(Task goal): Scan the records for the word "Castro". Report each line where it occurs.
Start of Extracted records
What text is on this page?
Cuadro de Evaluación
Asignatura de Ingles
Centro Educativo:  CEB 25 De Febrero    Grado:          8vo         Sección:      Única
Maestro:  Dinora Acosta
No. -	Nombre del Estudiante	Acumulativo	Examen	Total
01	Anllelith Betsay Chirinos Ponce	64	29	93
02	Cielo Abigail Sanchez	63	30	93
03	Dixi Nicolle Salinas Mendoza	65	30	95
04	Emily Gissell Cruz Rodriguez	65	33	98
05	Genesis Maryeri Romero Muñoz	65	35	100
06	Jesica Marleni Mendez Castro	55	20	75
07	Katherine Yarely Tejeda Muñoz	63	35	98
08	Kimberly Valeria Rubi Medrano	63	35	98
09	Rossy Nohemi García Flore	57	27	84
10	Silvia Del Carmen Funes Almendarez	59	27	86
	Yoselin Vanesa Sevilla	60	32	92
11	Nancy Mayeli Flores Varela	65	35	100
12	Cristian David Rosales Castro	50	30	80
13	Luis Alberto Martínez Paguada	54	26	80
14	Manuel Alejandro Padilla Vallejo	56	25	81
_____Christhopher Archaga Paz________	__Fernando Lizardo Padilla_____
End of Extracted records
(Output of the task):
06	Jesica Marleni Mendez Castro	55	20	75
12	Cristian David Rosales Castro	50	30	80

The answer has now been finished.